■ **Dataset records**
┌────────
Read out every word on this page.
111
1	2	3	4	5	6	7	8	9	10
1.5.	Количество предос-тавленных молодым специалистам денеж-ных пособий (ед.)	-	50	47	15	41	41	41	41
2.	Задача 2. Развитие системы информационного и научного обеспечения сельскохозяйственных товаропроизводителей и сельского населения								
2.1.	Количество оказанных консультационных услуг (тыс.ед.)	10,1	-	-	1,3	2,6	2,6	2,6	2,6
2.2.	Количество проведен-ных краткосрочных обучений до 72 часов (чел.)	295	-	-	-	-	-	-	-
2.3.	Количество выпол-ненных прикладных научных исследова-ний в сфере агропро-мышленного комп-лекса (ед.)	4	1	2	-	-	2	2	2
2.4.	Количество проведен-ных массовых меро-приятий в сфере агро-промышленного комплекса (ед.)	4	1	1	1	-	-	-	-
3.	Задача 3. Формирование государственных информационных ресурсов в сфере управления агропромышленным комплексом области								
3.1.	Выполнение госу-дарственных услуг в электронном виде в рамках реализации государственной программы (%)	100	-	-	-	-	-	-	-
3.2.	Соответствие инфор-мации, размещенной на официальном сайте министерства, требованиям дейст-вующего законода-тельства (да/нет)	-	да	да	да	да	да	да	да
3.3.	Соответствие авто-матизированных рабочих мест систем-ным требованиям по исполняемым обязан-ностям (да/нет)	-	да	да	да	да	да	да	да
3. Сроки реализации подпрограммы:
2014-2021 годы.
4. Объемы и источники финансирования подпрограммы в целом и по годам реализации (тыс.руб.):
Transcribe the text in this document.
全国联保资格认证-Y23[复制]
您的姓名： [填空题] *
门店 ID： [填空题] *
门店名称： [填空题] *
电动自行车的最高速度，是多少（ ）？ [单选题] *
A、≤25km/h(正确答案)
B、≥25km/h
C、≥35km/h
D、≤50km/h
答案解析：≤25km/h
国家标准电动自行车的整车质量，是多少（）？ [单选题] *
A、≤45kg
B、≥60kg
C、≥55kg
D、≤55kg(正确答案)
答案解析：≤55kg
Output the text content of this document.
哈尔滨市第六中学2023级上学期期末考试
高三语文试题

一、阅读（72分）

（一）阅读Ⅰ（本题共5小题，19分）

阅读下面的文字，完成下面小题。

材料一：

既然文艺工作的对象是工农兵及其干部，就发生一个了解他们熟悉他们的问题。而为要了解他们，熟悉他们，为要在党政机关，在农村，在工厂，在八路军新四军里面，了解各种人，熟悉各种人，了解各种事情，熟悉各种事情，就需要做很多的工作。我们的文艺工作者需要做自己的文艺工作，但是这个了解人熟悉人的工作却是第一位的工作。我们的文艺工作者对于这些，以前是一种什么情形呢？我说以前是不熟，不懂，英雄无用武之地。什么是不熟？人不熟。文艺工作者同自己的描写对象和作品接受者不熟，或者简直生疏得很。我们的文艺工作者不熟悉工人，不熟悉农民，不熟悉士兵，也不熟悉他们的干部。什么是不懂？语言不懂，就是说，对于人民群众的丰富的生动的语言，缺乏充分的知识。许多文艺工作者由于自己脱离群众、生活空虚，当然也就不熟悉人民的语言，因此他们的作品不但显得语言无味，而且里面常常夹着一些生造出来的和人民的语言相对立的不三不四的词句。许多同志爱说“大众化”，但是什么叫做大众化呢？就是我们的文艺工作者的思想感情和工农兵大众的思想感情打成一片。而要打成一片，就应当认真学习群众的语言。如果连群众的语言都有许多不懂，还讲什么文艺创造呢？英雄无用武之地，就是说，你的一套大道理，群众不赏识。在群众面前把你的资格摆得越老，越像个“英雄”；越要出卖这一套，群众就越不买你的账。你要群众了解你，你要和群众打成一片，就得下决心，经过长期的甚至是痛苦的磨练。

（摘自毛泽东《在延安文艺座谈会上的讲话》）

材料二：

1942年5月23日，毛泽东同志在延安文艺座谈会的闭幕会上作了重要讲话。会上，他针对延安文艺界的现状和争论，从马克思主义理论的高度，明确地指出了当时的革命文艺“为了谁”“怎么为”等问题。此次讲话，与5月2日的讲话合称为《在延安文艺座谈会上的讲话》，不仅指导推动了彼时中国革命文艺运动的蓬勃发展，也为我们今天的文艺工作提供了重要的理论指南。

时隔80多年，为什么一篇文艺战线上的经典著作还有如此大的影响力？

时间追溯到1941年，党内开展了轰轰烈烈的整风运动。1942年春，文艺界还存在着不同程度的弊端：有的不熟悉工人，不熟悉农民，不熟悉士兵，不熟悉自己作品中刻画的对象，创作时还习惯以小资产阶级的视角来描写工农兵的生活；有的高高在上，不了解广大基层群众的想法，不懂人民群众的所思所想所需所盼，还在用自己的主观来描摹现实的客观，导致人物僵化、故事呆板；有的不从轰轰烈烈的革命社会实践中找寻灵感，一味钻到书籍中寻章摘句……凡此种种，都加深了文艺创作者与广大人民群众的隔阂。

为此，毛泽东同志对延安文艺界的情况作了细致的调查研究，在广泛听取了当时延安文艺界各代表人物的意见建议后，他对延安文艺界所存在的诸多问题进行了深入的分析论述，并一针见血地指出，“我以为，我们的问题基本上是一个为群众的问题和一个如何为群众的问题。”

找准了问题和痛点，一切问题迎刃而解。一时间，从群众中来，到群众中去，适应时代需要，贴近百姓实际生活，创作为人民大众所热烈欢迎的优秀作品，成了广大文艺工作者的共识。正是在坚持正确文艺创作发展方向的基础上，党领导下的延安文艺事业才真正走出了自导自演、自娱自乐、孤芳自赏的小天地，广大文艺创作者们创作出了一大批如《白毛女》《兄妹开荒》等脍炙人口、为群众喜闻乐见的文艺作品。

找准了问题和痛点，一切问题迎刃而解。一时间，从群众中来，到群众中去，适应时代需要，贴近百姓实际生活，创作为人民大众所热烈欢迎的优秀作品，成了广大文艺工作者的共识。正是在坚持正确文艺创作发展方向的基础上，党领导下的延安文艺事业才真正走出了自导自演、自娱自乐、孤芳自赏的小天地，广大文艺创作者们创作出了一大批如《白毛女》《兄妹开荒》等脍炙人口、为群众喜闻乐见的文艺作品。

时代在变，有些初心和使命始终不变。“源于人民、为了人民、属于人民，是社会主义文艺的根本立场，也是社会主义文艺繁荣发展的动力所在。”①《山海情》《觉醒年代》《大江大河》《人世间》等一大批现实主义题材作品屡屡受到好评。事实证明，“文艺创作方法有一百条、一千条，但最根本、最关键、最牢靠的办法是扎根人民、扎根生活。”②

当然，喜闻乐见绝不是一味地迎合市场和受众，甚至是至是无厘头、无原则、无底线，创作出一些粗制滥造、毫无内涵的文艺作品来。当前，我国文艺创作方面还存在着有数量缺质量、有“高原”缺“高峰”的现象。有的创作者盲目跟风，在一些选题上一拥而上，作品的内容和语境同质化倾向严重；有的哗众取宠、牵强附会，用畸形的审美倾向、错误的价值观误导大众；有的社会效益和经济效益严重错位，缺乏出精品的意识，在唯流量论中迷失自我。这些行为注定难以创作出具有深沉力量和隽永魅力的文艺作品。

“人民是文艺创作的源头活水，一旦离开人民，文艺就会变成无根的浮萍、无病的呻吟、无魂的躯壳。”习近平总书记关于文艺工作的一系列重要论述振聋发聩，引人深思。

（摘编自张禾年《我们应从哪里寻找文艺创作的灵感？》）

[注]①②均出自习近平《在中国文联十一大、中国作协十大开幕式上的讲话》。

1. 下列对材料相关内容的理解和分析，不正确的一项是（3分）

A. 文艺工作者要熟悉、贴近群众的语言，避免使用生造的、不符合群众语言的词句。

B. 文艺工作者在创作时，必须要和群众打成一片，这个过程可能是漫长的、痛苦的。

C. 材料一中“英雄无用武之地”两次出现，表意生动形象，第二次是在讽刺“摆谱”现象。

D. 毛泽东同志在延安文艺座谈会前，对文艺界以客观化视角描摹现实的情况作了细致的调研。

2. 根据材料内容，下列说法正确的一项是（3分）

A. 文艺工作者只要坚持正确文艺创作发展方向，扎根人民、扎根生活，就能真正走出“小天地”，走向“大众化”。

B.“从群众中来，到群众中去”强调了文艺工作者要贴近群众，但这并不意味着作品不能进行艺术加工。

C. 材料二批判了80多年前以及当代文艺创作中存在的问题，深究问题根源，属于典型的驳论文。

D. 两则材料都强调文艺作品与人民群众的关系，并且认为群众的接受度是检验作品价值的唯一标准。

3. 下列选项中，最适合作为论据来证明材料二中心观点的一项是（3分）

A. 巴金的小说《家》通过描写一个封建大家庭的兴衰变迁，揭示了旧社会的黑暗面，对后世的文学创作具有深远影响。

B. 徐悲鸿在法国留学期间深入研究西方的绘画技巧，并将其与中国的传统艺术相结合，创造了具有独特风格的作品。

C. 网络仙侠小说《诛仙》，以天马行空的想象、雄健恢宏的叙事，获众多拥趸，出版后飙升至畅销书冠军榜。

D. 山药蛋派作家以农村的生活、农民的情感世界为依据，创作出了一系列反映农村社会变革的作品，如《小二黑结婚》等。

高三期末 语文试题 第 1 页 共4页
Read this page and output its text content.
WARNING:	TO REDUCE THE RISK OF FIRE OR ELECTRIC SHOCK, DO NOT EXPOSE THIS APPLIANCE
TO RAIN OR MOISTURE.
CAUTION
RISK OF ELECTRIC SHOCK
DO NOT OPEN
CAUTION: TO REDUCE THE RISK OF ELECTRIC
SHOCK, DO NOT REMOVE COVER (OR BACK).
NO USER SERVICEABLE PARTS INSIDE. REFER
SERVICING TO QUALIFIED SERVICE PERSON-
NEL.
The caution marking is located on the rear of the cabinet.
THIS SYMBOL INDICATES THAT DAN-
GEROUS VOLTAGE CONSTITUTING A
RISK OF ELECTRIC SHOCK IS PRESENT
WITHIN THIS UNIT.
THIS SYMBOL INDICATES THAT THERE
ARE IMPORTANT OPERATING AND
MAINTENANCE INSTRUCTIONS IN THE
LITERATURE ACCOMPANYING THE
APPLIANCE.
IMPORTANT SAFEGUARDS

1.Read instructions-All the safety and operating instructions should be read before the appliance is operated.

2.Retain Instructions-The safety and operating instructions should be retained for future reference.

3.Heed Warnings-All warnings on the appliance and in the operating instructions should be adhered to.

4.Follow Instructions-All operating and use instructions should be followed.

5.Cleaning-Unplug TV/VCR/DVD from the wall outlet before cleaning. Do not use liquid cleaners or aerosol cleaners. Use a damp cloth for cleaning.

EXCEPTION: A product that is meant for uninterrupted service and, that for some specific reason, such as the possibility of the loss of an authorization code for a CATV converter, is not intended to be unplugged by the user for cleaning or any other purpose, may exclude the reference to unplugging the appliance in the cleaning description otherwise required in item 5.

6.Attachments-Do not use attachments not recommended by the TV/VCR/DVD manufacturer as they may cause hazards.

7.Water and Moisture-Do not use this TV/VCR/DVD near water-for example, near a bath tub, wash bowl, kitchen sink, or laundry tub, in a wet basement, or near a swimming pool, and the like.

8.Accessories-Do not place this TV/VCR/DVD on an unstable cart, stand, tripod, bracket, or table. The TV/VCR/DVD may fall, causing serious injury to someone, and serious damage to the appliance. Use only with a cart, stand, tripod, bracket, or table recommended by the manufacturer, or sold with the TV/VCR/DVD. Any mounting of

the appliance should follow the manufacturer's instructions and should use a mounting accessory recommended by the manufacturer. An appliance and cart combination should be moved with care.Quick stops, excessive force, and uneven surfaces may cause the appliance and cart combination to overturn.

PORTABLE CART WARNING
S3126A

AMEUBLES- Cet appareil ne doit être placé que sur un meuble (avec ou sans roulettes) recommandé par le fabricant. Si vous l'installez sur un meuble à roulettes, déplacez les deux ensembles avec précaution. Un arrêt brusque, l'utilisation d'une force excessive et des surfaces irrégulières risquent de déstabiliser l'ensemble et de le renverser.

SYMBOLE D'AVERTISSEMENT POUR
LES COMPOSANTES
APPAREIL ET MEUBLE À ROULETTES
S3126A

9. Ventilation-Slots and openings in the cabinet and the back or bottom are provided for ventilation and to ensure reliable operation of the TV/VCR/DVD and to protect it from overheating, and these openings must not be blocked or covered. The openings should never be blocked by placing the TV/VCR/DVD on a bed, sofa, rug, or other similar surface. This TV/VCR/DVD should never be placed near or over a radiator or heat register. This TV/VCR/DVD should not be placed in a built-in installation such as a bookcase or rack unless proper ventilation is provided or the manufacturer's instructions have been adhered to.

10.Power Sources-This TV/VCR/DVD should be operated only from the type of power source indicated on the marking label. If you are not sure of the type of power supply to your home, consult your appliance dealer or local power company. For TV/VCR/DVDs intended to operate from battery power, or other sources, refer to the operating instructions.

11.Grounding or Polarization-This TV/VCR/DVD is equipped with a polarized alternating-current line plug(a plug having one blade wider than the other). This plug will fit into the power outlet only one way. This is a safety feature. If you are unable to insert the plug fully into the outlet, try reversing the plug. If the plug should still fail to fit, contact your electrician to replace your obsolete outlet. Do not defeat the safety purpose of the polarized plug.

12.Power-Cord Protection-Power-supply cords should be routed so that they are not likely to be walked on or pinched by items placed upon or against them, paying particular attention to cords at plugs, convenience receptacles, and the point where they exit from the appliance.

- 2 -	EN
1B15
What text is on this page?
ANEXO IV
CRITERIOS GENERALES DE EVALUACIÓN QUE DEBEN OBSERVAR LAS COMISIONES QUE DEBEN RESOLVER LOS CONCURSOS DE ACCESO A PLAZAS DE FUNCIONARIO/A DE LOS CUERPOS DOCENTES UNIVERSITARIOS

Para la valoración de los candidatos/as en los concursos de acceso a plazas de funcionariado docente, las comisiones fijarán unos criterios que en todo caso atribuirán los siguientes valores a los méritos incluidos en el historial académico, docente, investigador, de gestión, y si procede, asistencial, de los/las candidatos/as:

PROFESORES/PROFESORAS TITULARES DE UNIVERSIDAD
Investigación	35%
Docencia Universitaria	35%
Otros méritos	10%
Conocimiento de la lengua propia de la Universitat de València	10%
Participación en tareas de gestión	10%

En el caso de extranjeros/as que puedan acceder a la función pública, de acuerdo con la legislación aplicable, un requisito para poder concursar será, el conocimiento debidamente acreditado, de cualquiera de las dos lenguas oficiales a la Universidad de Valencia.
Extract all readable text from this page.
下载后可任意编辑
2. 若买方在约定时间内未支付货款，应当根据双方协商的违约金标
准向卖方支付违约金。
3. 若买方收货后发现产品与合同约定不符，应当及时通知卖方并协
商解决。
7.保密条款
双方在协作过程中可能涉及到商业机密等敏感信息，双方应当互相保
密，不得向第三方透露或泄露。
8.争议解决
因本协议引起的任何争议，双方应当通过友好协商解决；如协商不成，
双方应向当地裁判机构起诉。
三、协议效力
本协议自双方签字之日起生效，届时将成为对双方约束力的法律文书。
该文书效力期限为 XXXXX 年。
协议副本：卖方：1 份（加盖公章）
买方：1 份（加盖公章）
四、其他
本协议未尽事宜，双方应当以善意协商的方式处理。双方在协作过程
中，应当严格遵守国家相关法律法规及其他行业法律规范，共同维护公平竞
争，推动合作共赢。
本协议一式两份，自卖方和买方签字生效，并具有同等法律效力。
└────────
■ **Exercise description**
Find the lines above that include the string "реализации" and copy them.

■ **Reply**
3.1.	Выполнение госу-дарственных услуг в электронном виде в рамках реализации государственной программы (%)	100	-	-	-	-	-	-	-
3. Сроки реализации подпрограммы:
4. Объемы и источники финансирования подпрограммы в целом и по годам реализации (тыс.руб.):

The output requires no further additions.